● SUPPLIED MATERIAL:
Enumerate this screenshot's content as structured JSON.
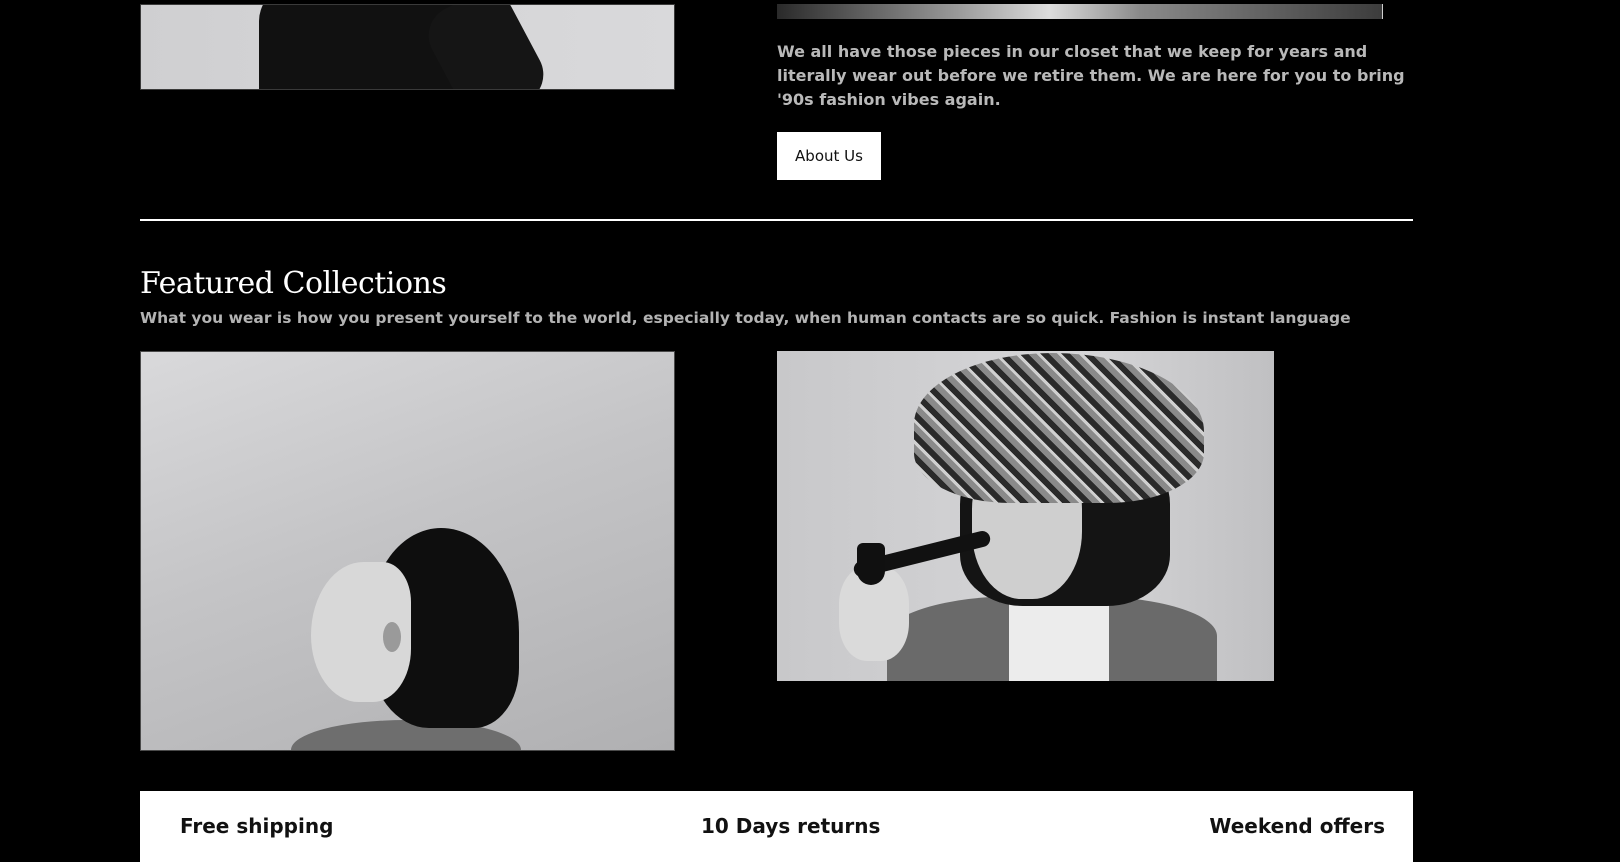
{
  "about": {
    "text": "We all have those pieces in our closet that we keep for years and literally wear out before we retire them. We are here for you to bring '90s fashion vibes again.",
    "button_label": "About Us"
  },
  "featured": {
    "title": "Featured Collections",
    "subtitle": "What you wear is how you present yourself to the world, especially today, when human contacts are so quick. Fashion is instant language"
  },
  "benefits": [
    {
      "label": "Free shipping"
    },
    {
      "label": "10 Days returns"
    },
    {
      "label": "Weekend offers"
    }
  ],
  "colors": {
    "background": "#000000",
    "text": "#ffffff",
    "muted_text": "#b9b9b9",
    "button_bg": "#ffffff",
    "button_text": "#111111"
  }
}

● AIM:
Without the pictures, restate all the entries above exactly.

● SOLUTION:
Enumerate this screenshot's content as structured JSON.
{
  "about": {
    "text": "We all have those pieces in our closet that we keep for years and literally wear out before we retire them. We are here for you to bring '90s fashion vibes again.",
    "button_label": "About Us"
  },
  "featured": {
    "title": "Featured Collections",
    "subtitle": "What you wear is how you present yourself to the world, especially today, when human contacts are so quick. Fashion is instant language"
  },
  "benefits": [
    {
      "label": "Free shipping"
    },
    {
      "label": "10 Days returns"
    },
    {
      "label": "Weekend offers"
    }
  ],
  "colors": {
    "background": "#000000",
    "text": "#ffffff",
    "muted_text": "#b9b9b9",
    "button_bg": "#ffffff",
    "button_text": "#111111"
  }
}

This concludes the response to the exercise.